→ **What you should do**
Check the listing below for lines with the word "name" and say how many there are, with nothing but the number.

-------- Extracted information

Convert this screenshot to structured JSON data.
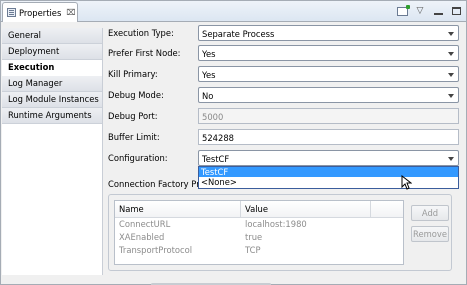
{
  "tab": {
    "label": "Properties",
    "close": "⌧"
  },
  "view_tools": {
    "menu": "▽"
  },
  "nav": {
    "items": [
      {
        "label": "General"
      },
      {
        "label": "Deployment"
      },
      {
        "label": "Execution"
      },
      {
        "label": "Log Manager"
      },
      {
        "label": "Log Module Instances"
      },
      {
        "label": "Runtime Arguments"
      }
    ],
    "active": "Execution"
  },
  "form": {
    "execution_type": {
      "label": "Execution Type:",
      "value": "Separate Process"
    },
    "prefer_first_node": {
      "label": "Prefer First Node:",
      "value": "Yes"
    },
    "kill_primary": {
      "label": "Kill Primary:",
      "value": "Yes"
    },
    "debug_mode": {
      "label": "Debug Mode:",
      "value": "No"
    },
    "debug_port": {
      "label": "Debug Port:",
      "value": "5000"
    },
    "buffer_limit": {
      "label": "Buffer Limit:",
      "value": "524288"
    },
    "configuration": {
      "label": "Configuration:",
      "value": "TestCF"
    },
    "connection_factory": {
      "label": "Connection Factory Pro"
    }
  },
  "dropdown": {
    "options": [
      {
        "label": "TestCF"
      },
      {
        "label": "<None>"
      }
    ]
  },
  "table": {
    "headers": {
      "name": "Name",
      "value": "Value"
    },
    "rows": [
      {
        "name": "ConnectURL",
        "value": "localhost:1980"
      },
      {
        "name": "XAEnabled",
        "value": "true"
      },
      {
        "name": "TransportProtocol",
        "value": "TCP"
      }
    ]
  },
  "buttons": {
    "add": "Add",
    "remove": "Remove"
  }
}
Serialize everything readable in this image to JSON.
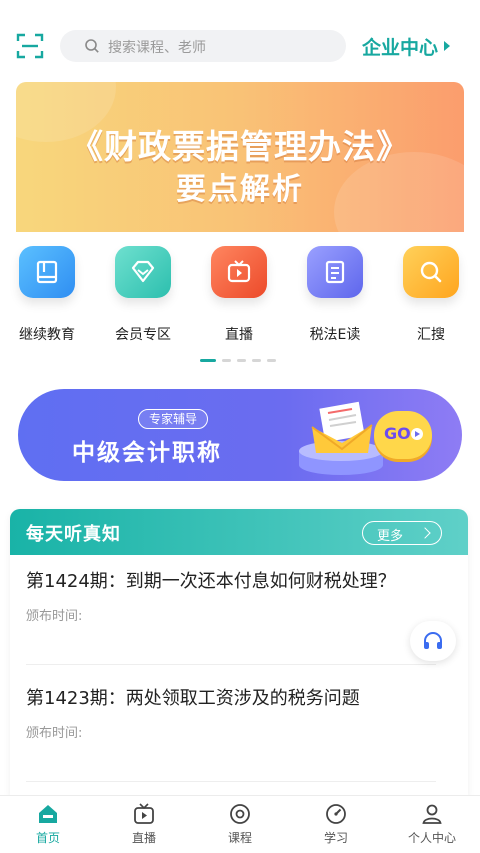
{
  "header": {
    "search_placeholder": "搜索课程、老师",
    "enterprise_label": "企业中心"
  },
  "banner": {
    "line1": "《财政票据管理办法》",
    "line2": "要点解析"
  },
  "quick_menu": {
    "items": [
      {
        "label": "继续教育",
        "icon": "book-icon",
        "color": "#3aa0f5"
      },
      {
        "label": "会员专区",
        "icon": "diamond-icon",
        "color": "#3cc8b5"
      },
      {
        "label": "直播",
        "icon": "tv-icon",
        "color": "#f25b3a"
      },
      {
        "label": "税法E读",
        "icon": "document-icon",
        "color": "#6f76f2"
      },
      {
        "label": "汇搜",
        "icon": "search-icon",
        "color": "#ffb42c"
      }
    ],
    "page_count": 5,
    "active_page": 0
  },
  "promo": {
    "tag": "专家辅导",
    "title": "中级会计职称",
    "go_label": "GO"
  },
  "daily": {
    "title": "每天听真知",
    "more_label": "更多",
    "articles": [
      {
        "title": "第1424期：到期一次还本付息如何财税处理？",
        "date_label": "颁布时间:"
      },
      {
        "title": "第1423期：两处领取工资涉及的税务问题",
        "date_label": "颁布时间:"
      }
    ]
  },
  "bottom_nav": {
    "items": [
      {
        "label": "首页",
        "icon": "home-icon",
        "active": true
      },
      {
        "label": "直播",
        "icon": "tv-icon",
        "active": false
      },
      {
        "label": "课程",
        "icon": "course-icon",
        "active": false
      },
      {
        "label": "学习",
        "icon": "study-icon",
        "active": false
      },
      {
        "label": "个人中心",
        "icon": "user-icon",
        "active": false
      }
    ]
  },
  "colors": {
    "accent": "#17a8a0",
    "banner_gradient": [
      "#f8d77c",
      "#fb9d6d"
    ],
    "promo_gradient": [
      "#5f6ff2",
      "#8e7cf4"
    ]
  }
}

----------------

→ **Answer**
4